### INSTRUCTIONS TO FOLLOW
The records that follow should be retyped word for word.

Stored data
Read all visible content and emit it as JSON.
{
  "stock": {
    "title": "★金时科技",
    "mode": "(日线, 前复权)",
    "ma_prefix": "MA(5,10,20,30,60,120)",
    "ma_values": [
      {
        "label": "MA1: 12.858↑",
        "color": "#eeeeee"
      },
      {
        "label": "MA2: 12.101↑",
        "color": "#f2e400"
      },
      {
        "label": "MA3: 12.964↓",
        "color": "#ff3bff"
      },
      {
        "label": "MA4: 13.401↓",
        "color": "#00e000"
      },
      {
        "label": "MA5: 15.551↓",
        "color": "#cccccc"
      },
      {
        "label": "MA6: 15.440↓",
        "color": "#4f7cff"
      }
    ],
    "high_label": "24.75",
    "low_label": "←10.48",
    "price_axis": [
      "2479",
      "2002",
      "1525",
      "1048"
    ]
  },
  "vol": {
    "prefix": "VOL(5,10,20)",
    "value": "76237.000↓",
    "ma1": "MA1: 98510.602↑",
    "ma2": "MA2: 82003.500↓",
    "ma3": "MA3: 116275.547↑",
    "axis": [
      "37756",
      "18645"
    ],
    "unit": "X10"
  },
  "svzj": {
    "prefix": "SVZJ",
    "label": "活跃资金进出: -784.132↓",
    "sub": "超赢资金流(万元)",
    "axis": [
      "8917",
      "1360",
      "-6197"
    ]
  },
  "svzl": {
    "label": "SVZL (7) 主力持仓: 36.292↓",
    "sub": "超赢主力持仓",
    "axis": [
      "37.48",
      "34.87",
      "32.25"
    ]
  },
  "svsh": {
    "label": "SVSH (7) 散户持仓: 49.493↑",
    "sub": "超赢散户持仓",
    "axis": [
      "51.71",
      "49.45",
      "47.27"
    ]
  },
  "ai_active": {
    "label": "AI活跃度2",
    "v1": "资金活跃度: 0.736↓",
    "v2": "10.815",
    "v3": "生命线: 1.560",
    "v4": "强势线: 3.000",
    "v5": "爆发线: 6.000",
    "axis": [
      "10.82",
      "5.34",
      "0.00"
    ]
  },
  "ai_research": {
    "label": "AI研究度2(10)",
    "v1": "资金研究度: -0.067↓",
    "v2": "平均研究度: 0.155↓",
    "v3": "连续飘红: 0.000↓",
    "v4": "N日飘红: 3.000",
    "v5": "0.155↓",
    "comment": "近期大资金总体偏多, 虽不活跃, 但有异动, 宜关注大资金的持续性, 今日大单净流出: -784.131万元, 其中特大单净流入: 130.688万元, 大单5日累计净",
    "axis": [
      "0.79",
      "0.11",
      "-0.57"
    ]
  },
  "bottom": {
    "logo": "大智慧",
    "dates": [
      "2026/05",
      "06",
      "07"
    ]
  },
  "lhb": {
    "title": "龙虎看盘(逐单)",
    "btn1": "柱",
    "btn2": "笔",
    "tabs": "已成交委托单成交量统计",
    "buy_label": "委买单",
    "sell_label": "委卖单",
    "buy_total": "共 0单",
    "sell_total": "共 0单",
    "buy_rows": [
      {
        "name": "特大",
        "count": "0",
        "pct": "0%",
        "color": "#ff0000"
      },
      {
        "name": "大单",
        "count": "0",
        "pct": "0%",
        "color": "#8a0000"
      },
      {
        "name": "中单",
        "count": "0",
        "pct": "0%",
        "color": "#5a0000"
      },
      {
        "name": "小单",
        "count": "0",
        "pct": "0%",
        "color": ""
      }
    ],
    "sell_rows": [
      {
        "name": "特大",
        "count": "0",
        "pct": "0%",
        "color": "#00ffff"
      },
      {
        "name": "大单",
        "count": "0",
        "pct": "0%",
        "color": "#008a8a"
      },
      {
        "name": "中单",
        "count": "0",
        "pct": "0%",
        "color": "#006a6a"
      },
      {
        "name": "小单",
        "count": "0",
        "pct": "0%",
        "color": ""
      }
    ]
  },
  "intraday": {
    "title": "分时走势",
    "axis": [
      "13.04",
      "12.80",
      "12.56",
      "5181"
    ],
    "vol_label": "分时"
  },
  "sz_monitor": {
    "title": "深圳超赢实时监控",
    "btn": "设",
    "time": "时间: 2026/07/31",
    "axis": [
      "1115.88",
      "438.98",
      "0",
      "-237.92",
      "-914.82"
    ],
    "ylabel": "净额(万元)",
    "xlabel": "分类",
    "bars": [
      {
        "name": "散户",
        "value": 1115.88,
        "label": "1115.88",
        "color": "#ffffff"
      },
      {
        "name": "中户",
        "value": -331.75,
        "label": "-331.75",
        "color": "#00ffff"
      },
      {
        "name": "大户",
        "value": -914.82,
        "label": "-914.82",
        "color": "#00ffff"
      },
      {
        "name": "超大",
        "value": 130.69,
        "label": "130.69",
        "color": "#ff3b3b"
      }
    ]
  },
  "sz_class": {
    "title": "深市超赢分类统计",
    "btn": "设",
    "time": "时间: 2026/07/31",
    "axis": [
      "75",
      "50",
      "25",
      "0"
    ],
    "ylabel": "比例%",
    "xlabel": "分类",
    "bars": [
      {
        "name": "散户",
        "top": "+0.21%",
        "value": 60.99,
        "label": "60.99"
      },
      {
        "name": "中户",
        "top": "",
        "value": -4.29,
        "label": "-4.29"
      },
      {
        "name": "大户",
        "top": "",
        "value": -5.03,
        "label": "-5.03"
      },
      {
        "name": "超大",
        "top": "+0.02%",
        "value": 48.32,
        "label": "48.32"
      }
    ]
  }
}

### SOLUTION TO THE EXERCISE
Read all visible content and emit it as JSON.
{
  "stock": {
    "title": "★金时科技",
    "mode": "(日线, 前复权)",
    "ma_prefix": "MA(5,10,20,30,60,120)",
    "ma_values": [
      {
        "label": "MA1: 12.858↑",
        "color": "#eeeeee"
      },
      {
        "label": "MA2: 12.101↑",
        "color": "#f2e400"
      },
      {
        "label": "MA3: 12.964↓",
        "color": "#ff3bff"
      },
      {
        "label": "MA4: 13.401↓",
        "color": "#00e000"
      },
      {
        "label": "MA5: 15.551↓",
        "color": "#cccccc"
      },
      {
        "label": "MA6: 15.440↓",
        "color": "#4f7cff"
      }
    ],
    "high_label": "24.75",
    "low_label": "←10.48",
    "price_axis": [
      "2479",
      "2002",
      "1525",
      "1048"
    ]
  },
  "vol": {
    "prefix": "VOL(5,10,20)",
    "value": "76237.000↓",
    "ma1": "MA1: 98510.602↑",
    "ma2": "MA2: 82003.500↓",
    "ma3": "MA3: 116275.547↑",
    "axis": [
      "37756",
      "18645"
    ],
    "unit": "X10"
  },
  "svzj": {
    "prefix": "SVZJ",
    "label": "活跃资金进出: -784.132↓",
    "sub": "超赢资金流(万元)",
    "axis": [
      "8917",
      "1360",
      "-6197"
    ]
  },
  "svzl": {
    "label": "SVZL (7) 主力持仓: 36.292↓",
    "sub": "超赢主力持仓",
    "axis": [
      "37.48",
      "34.87",
      "32.25"
    ]
  },
  "svsh": {
    "label": "SVSH (7) 散户持仓: 49.493↑",
    "sub": "超赢散户持仓",
    "axis": [
      "51.71",
      "49.45",
      "47.27"
    ]
  },
  "ai_active": {
    "label": "AI活跃度2",
    "v1": "资金活跃度: 0.736↓",
    "v2": "10.815",
    "v3": "生命线: 1.560",
    "v4": "强势线: 3.000",
    "v5": "爆发线: 6.000",
    "axis": [
      "10.82",
      "5.34",
      "0.00"
    ]
  },
  "ai_research": {
    "label": "AI研究度2(10)",
    "v1": "资金研究度: -0.067↓",
    "v2": "平均研究度: 0.155↓",
    "v3": "连续飘红: 0.000↓",
    "v4": "N日飘红: 3.000",
    "v5": "0.155↓",
    "comment": "近期大资金总体偏多, 虽不活跃, 但有异动, 宜关注大资金的持续性, 今日大单净流出: -784.131万元, 其中特大单净流入: 130.688万元, 大单5日累计净",
    "axis": [
      "0.79",
      "0.11",
      "-0.57"
    ]
  },
  "bottom": {
    "logo": "大智慧",
    "dates": [
      "2026/05",
      "06",
      "07"
    ]
  },
  "lhb": {
    "title": "龙虎看盘(逐单)",
    "btn1": "柱",
    "btn2": "笔",
    "tabs": "已成交委托单成交量统计",
    "buy_label": "委买单",
    "sell_label": "委卖单",
    "buy_total": "共 0单",
    "sell_total": "共 0单",
    "buy_rows": [
      {
        "name": "特大",
        "count": "0",
        "pct": "0%",
        "color": "#ff0000"
      },
      {
        "name": "大单",
        "count": "0",
        "pct": "0%",
        "color": "#8a0000"
      },
      {
        "name": "中单",
        "count": "0",
        "pct": "0%",
        "color": "#5a0000"
      },
      {
        "name": "小单",
        "count": "0",
        "pct": "0%",
        "color": ""
      }
    ],
    "sell_rows": [
      {
        "name": "特大",
        "count": "0",
        "pct": "0%",
        "color": "#00ffff"
      },
      {
        "name": "大单",
        "count": "0",
        "pct": "0%",
        "color": "#008a8a"
      },
      {
        "name": "中单",
        "count": "0",
        "pct": "0%",
        "color": "#006a6a"
      },
      {
        "name": "小单",
        "count": "0",
        "pct": "0%",
        "color": ""
      }
    ]
  },
  "intraday": {
    "title": "分时走势",
    "axis": [
      "13.04",
      "12.80",
      "12.56",
      "5181"
    ],
    "vol_label": "分时"
  },
  "sz_monitor": {
    "title": "深圳超赢实时监控",
    "btn": "设",
    "time": "时间: 2026/07/31",
    "axis": [
      "1115.88",
      "438.98",
      "0",
      "-237.92",
      "-914.82"
    ],
    "ylabel": "净额(万元)",
    "xlabel": "分类",
    "bars": [
      {
        "name": "散户",
        "value": 1115.88,
        "label": "1115.88",
        "color": "#ffffff"
      },
      {
        "name": "中户",
        "value": -331.75,
        "label": "-331.75",
        "color": "#00ffff"
      },
      {
        "name": "大户",
        "value": -914.82,
        "label": "-914.82",
        "color": "#00ffff"
      },
      {
        "name": "超大",
        "value": 130.69,
        "label": "130.69",
        "color": "#ff3b3b"
      }
    ]
  },
  "sz_class": {
    "title": "深市超赢分类统计",
    "btn": "设",
    "time": "时间: 2026/07/31",
    "axis": [
      "75",
      "50",
      "25",
      "0"
    ],
    "ylabel": "比例%",
    "xlabel": "分类",
    "bars": [
      {
        "name": "散户",
        "top": "+0.21%",
        "value": 60.99,
        "label": "60.99"
      },
      {
        "name": "中户",
        "top": "",
        "value": -4.29,
        "label": "-4.29"
      },
      {
        "name": "大户",
        "top": "",
        "value": -5.03,
        "label": "-5.03"
      },
      {
        "name": "超大",
        "top": "+0.02%",
        "value": 48.32,
        "label": "48.32"
      }
    ]
  }
}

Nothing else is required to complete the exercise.